# STORED ROWS start

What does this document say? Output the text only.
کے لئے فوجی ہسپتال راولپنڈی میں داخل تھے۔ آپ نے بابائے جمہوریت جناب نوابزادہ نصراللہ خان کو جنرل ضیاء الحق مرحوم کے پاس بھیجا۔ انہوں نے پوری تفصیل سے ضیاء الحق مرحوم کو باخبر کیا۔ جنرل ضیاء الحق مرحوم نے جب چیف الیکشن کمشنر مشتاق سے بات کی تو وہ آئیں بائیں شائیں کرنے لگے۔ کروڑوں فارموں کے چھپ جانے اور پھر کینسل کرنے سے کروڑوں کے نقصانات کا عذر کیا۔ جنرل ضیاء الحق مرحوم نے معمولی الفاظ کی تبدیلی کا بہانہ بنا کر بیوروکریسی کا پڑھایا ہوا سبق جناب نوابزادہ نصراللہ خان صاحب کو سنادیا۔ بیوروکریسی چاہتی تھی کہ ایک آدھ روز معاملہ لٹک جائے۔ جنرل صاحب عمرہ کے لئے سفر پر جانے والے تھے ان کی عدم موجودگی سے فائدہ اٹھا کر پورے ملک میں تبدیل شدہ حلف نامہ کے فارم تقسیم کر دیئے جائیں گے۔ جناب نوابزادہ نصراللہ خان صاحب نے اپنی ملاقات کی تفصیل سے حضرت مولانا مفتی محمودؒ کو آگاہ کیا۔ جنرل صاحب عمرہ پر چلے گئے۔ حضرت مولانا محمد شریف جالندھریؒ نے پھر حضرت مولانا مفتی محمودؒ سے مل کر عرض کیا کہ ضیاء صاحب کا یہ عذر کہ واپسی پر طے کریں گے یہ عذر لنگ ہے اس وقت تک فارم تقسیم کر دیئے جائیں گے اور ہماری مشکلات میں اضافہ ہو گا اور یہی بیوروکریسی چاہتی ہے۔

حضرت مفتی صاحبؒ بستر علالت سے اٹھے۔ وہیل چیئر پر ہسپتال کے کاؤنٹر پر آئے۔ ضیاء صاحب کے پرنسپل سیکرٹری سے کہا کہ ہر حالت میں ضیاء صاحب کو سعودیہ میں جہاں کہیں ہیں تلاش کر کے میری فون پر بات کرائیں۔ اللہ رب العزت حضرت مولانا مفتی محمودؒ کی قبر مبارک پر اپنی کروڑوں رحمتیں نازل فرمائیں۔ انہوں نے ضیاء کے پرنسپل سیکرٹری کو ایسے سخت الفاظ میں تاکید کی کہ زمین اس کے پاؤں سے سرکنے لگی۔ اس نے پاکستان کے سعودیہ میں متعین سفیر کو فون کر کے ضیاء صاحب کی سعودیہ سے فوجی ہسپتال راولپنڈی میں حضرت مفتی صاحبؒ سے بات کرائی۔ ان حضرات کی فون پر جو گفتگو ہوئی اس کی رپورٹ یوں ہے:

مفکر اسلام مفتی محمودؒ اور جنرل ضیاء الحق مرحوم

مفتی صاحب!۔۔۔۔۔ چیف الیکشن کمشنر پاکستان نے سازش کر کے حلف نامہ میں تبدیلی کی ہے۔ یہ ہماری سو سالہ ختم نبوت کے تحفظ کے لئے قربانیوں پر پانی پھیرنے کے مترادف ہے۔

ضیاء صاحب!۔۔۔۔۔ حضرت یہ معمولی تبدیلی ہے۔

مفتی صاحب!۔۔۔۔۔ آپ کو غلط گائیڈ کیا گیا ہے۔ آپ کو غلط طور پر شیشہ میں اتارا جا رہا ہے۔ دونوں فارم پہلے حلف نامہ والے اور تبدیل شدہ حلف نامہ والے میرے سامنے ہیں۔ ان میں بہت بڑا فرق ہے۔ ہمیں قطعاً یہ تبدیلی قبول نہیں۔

# STORED ROWS end

- [WORK TO BE COMPLETED]:
Extract the full listing above without alteration.

- [RESULT OF THE EXERCISE]:
What does this document say? Output the text only.
کے لئے فوجی ہسپتال راولپنڈی میں داخل تھے۔ آپ نے بابائے جمہوریت جناب نوابزادہ نصراللہ خان کو جنرل ضیاء الحق مرحوم کے پاس بھیجا۔ انہوں نے پوری تفصیل سے ضیاء الحق مرحوم کو باخبر کیا۔ جنرل ضیاء الحق مرحوم نے جب چیف الیکشن کمشنر مشتاق سے بات کی تو وہ آئیں بائیں شائیں کرنے لگے۔ کروڑوں فارموں کے چھپ جانے اور پھر کینسل کرنے سے کروڑوں کے نقصانات کا عذر کیا۔ جنرل ضیاء الحق مرحوم نے معمولی الفاظ کی تبدیلی کا بہانہ بنا کر بیوروکریسی کا پڑھایا ہوا سبق جناب نوابزادہ نصراللہ خان صاحب کو سنادیا۔ بیوروکریسی چاہتی تھی کہ ایک آدھ روز معاملہ لٹک جائے۔ جنرل صاحب عمرہ کے لئے سفر پر جانے والے تھے ان کی عدم موجودگی سے فائدہ اٹھا کر پورے ملک میں تبدیل شدہ حلف نامہ کے فارم تقسیم کر دیئے جائیں گے۔ جناب نوابزادہ نصراللہ خان صاحب نے اپنی ملاقات کی تفصیل سے حضرت مولانا مفتی محمودؒ کو آگاہ کیا۔ جنرل صاحب عمرہ پر چلے گئے۔ حضرت مولانا محمد شریف جالندھریؒ نے پھر حضرت مولانا مفتی محمودؒ سے مل کر عرض کیا کہ ضیاء صاحب کا یہ عذر کہ واپسی پر طے کریں گے یہ عذر لنگ ہے اس وقت تک فارم تقسیم کر دیئے جائیں گے اور ہماری مشکلات میں اضافہ ہو گا اور یہی بیوروکریسی چاہتی ہے۔

حضرت مفتی صاحبؒ بستر علالت سے اٹھے۔ وہیل چیئر پر ہسپتال کے کاؤنٹر پر آئے۔ ضیاء صاحب کے پرنسپل سیکرٹری سے کہا کہ ہر حالت میں ضیاء صاحب کو سعودیہ میں جہاں کہیں ہیں تلاش کر کے میری فون پر بات کرائیں۔ اللہ رب العزت حضرت مولانا مفتی محمودؒ کی قبر مبارک پر اپنی کروڑوں رحمتیں نازل فرمائیں۔ انہوں نے ضیاء کے پرنسپل سیکرٹری کو ایسے سخت الفاظ میں تاکید کی کہ زمین اس کے پاؤں سے سرکنے لگی۔ اس نے پاکستان کے سعودیہ میں متعین سفیر کو فون کر کے ضیاء صاحب کی سعودیہ سے فوجی ہسپتال راولپنڈی میں حضرت مفتی صاحبؒ سے بات کرائی۔ ان حضرات کی فون پر جو گفتگو ہوئی اس کی رپورٹ یوں ہے:

مفکر اسلام مفتی محمودؒ اور جنرل ضیاء الحق مرحوم

مفتی صاحب!۔۔۔۔۔ چیف الیکشن کمشنر پاکستان نے سازش کر کے حلف نامہ میں تبدیلی کی ہے۔ یہ ہماری سو سالہ ختم نبوت کے تحفظ کے لئے قربانیوں پر پانی پھیرنے کے مترادف ہے۔

ضیاء صاحب!۔۔۔۔۔ حضرت یہ معمولی تبدیلی ہے۔

مفتی صاحب!۔۔۔۔۔ آپ کو غلط گائیڈ کیا گیا ہے۔ آپ کو غلط طور پر شیشہ میں اتارا جا رہا ہے۔ دونوں فارم پہلے حلف نامہ والے اور تبدیل شدہ حلف نامہ والے میرے سامنے ہیں۔ ان میں بہت بڑا فرق ہے۔ ہمیں قطعاً یہ تبدیلی قبول نہیں۔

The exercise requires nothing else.